**WHAT YOU ARE ASKED TO DO:**
The records that follow are to be transcribed in full, without their images.

**WORKING DATA:**
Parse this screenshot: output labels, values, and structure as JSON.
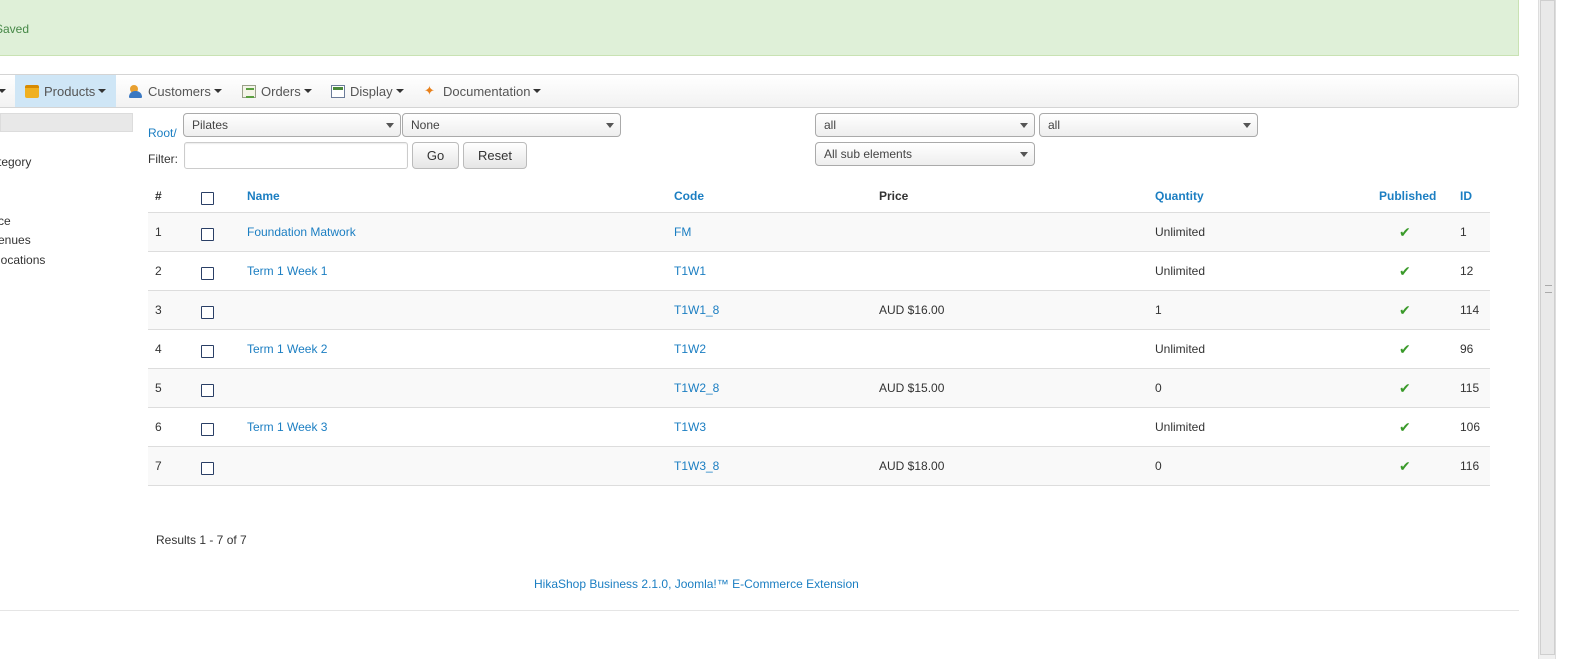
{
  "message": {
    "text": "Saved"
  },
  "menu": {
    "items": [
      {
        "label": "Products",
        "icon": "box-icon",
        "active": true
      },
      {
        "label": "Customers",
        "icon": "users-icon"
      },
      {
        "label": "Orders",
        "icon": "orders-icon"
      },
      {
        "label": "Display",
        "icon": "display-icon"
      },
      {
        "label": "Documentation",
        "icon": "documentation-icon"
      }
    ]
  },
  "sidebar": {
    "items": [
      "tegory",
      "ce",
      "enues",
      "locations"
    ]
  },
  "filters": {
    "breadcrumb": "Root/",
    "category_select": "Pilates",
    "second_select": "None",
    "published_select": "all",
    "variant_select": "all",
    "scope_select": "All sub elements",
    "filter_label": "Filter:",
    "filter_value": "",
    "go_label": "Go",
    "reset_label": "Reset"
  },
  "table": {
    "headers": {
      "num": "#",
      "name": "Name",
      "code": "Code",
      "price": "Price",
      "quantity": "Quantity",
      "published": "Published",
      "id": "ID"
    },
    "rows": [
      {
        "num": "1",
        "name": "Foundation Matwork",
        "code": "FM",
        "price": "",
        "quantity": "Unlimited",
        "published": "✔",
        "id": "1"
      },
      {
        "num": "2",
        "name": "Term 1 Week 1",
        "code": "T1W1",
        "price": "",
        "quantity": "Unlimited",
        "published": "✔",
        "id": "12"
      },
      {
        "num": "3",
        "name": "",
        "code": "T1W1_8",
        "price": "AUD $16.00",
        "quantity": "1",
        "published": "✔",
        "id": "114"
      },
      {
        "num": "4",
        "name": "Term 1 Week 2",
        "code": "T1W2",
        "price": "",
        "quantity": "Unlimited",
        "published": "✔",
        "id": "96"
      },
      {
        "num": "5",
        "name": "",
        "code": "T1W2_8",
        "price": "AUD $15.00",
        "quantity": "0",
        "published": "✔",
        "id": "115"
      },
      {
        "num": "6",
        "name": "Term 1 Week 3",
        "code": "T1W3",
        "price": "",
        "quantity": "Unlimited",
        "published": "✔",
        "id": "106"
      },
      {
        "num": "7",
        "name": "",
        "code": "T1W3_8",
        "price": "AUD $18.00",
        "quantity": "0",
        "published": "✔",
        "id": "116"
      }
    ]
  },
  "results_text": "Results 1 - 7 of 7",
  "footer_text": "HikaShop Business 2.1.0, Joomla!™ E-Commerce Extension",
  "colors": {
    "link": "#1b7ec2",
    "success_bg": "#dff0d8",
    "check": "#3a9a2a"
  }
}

**THE ANSWER:**
Parse this screenshot: output labels, values, and structure as JSON.
{
  "message": {
    "text": "Saved"
  },
  "menu": {
    "items": [
      {
        "label": "Products",
        "icon": "box-icon",
        "active": true
      },
      {
        "label": "Customers",
        "icon": "users-icon"
      },
      {
        "label": "Orders",
        "icon": "orders-icon"
      },
      {
        "label": "Display",
        "icon": "display-icon"
      },
      {
        "label": "Documentation",
        "icon": "documentation-icon"
      }
    ]
  },
  "sidebar": {
    "items": [
      "tegory",
      "ce",
      "enues",
      "locations"
    ]
  },
  "filters": {
    "breadcrumb": "Root/",
    "category_select": "Pilates",
    "second_select": "None",
    "published_select": "all",
    "variant_select": "all",
    "scope_select": "All sub elements",
    "filter_label": "Filter:",
    "filter_value": "",
    "go_label": "Go",
    "reset_label": "Reset"
  },
  "table": {
    "headers": {
      "num": "#",
      "name": "Name",
      "code": "Code",
      "price": "Price",
      "quantity": "Quantity",
      "published": "Published",
      "id": "ID"
    },
    "rows": [
      {
        "num": "1",
        "name": "Foundation Matwork",
        "code": "FM",
        "price": "",
        "quantity": "Unlimited",
        "published": "✔",
        "id": "1"
      },
      {
        "num": "2",
        "name": "Term 1 Week 1",
        "code": "T1W1",
        "price": "",
        "quantity": "Unlimited",
        "published": "✔",
        "id": "12"
      },
      {
        "num": "3",
        "name": "",
        "code": "T1W1_8",
        "price": "AUD $16.00",
        "quantity": "1",
        "published": "✔",
        "id": "114"
      },
      {
        "num": "4",
        "name": "Term 1 Week 2",
        "code": "T1W2",
        "price": "",
        "quantity": "Unlimited",
        "published": "✔",
        "id": "96"
      },
      {
        "num": "5",
        "name": "",
        "code": "T1W2_8",
        "price": "AUD $15.00",
        "quantity": "0",
        "published": "✔",
        "id": "115"
      },
      {
        "num": "6",
        "name": "Term 1 Week 3",
        "code": "T1W3",
        "price": "",
        "quantity": "Unlimited",
        "published": "✔",
        "id": "106"
      },
      {
        "num": "7",
        "name": "",
        "code": "T1W3_8",
        "price": "AUD $18.00",
        "quantity": "0",
        "published": "✔",
        "id": "116"
      }
    ]
  },
  "results_text": "Results 1 - 7 of 7",
  "footer_text": "HikaShop Business 2.1.0, Joomla!™ E-Commerce Extension",
  "colors": {
    "link": "#1b7ec2",
    "success_bg": "#dff0d8",
    "check": "#3a9a2a"
  }
}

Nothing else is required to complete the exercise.